What you will do: Copy nothing but the text: reproduce each line of the listing exactly and leave the pictures out.

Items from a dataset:
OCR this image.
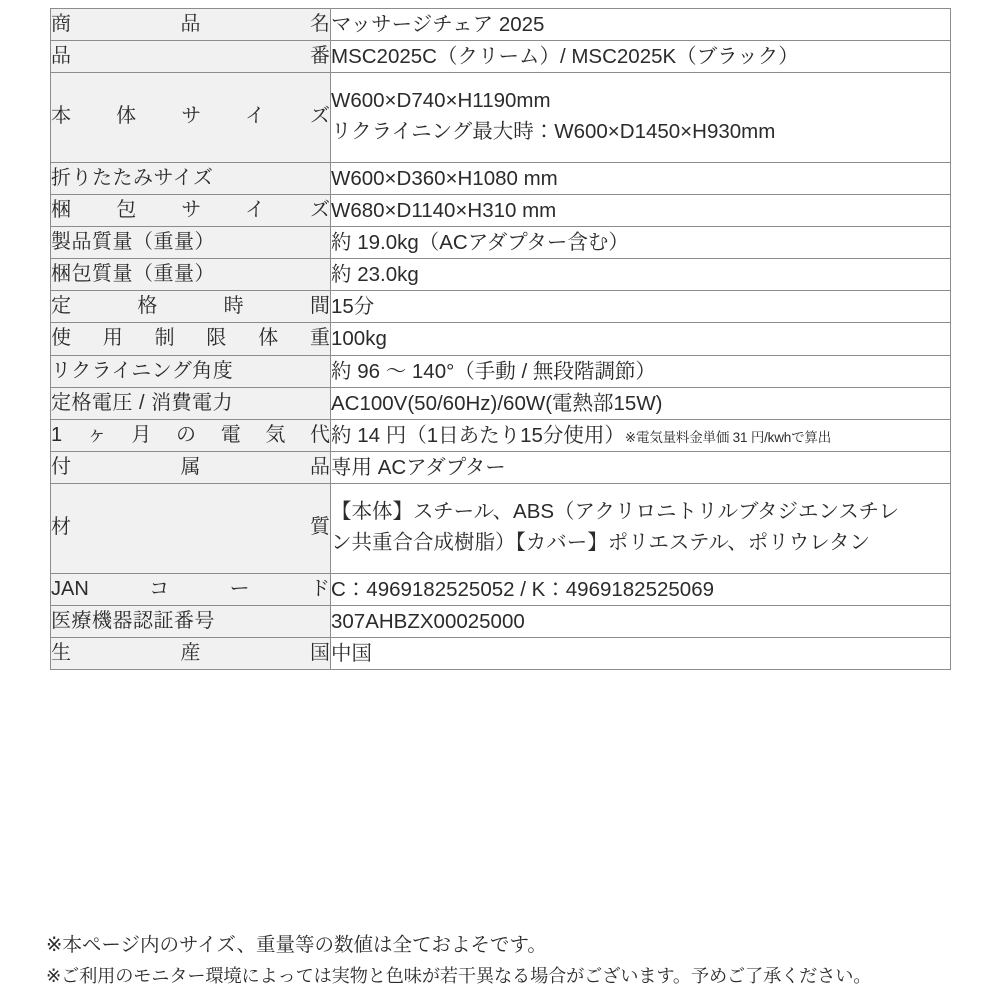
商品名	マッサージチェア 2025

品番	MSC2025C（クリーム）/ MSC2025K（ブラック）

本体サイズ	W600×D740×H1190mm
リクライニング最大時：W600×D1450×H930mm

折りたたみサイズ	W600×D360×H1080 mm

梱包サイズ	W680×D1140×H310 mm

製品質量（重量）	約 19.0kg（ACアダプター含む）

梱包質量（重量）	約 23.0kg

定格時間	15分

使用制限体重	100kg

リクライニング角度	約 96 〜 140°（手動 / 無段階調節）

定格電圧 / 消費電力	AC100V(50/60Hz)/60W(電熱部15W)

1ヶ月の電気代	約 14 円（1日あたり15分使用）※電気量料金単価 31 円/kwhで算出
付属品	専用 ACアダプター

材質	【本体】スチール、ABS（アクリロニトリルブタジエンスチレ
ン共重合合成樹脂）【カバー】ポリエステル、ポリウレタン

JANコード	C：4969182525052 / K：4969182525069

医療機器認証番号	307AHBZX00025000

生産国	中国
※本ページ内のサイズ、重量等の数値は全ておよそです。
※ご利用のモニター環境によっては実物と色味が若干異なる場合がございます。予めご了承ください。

Reply to the exercise:
OCR this image.
商品名	マッサージチェア 2025

品番	MSC2025C（クリーム）/ MSC2025K（ブラック）

本体サイズ	W600×D740×H1190mm
リクライニング最大時：W600×D1450×H930mm

折りたたみサイズ	W600×D360×H1080 mm

梱包サイズ	W680×D1140×H310 mm

製品質量（重量）	約 19.0kg（ACアダプター含む）

梱包質量（重量）	約 23.0kg

定格時間	15分

使用制限体重	100kg

リクライニング角度	約 96 〜 140°（手動 / 無段階調節）

定格電圧 / 消費電力	AC100V(50/60Hz)/60W(電熱部15W)

1ヶ月の電気代	約 14 円（1日あたり15分使用）※電気量料金単価 31 円/kwhで算出
付属品	専用 ACアダプター

材質	【本体】スチール、ABS（アクリロニトリルブタジエンスチレ
ン共重合合成樹脂）【カバー】ポリエステル、ポリウレタン

JANコード	C：4969182525052 / K：4969182525069

医療機器認証番号	307AHBZX00025000

生産国	中国
※本ページ内のサイズ、重量等の数値は全ておよそです。
※ご利用のモニター環境によっては実物と色味が若干異なる場合がございます。予めご了承ください。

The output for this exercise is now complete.